++++ Provided entries ++++
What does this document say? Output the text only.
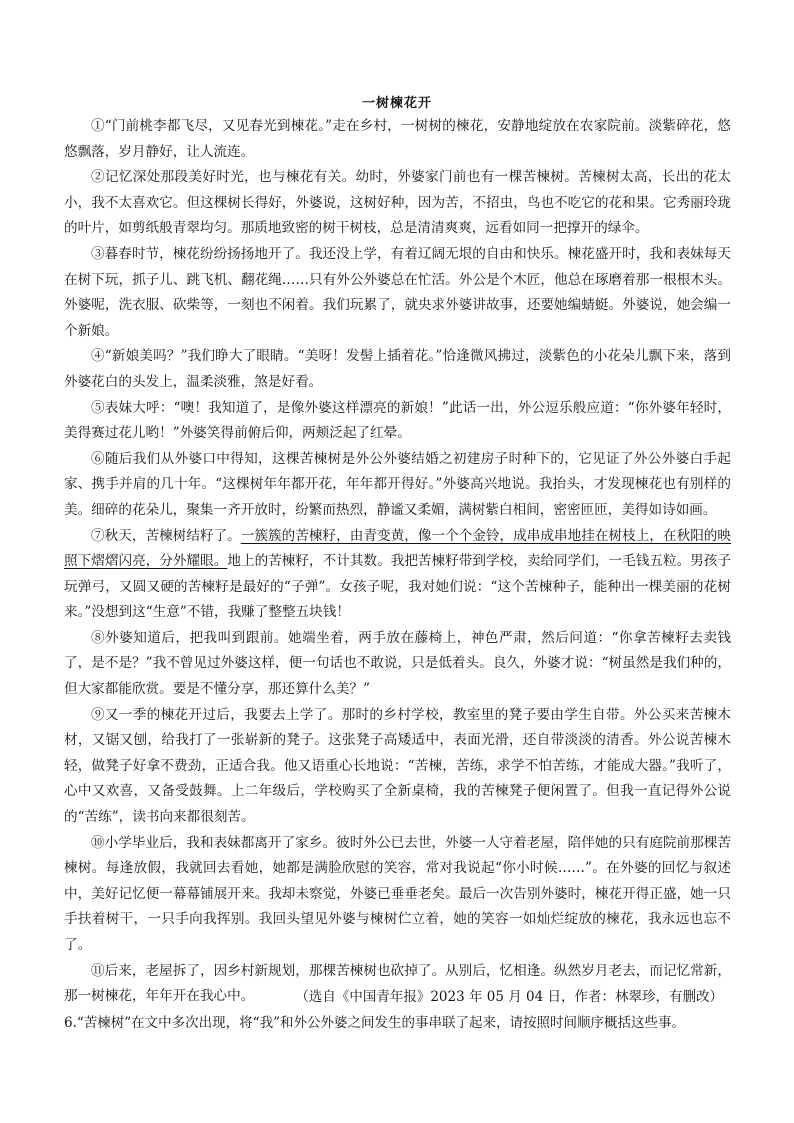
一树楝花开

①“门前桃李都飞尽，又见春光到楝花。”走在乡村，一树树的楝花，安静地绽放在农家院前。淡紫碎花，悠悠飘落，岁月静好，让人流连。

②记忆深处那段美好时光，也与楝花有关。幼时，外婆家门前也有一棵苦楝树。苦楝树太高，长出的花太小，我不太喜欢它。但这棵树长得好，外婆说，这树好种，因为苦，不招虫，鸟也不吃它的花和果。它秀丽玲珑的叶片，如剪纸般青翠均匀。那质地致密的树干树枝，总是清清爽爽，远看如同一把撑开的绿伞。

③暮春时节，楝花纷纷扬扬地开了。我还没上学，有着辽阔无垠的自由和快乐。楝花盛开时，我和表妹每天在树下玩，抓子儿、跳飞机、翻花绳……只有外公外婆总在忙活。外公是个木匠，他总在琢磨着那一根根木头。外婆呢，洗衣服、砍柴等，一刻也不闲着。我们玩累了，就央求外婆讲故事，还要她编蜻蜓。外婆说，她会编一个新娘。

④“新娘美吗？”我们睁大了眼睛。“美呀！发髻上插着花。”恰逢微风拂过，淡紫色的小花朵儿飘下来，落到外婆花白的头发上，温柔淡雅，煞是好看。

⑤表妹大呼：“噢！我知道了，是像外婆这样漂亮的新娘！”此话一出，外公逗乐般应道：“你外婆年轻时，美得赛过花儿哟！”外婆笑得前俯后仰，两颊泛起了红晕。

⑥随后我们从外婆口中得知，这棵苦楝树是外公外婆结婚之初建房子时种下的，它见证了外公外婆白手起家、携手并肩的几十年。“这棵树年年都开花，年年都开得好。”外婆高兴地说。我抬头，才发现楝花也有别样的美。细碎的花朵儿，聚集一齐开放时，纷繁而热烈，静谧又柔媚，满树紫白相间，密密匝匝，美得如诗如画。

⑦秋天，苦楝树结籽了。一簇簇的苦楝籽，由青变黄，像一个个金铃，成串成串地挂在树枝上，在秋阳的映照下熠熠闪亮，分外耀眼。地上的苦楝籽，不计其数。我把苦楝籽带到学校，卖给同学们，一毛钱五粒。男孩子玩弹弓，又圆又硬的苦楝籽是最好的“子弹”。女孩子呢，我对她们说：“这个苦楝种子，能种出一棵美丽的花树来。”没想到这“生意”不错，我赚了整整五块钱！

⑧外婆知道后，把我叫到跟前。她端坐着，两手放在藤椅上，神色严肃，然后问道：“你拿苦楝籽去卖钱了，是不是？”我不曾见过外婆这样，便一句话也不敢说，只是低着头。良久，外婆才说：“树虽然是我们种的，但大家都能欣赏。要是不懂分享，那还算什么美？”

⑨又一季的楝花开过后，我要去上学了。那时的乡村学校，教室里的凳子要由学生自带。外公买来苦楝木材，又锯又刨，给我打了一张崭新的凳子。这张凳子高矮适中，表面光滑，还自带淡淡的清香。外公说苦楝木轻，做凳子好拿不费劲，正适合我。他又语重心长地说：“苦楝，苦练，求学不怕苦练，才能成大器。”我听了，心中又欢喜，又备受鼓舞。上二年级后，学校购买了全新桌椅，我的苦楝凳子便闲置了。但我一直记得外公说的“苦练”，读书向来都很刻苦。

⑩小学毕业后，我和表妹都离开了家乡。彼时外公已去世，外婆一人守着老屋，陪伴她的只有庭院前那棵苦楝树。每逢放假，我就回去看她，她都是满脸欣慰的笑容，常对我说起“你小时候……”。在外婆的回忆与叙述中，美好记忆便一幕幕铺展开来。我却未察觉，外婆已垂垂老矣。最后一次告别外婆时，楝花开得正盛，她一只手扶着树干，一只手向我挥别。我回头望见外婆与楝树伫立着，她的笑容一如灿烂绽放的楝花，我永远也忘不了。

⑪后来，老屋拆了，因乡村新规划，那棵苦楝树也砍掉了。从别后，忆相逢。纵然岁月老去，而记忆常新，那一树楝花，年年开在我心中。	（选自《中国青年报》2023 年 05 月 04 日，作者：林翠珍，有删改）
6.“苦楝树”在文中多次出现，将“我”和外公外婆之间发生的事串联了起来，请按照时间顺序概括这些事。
++++
++++ Provided entries ++++
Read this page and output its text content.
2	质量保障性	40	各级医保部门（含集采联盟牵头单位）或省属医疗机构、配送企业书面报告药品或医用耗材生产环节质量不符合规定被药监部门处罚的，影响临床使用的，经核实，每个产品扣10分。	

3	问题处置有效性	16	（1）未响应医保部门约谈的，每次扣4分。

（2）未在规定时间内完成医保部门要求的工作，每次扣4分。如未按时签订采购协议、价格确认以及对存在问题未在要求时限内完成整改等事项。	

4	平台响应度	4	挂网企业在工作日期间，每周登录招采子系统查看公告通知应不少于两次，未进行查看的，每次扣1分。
++++
= Objective =
Make a copy of each line that contains the string "this".

= Exercise output =
What does this document say? Output the text only.
Read this page and output its text content.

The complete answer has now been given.